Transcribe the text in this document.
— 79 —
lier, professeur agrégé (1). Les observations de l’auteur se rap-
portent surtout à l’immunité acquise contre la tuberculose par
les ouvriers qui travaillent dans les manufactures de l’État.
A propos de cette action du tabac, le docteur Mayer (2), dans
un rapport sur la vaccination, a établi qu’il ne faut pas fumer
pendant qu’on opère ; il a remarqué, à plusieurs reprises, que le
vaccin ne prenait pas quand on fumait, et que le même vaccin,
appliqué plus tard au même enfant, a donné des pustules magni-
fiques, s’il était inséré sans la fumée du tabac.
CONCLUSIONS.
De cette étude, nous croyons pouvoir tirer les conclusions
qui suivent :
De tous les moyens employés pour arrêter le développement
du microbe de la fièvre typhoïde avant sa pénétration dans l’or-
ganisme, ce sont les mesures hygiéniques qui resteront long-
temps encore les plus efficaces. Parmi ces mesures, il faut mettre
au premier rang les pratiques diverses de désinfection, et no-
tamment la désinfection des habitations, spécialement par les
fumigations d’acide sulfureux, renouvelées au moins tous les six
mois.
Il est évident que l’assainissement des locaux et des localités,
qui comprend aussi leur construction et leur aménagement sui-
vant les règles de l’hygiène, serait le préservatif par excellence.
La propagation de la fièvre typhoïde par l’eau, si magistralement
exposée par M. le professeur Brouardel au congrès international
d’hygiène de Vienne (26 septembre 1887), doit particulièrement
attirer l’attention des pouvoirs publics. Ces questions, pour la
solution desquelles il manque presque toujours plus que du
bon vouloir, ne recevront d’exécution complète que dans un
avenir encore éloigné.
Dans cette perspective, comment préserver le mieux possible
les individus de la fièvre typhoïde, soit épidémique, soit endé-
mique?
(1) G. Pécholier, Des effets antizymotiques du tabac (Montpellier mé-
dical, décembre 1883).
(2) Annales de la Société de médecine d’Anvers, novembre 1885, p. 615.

***

**Exercise task:**
Find and copy each line above that includes the string "pour".

**Full answer:**
De tous les moyens employés pour arrêter le développement
attirer l’attention des pouvoirs publics. Ces questions, pour la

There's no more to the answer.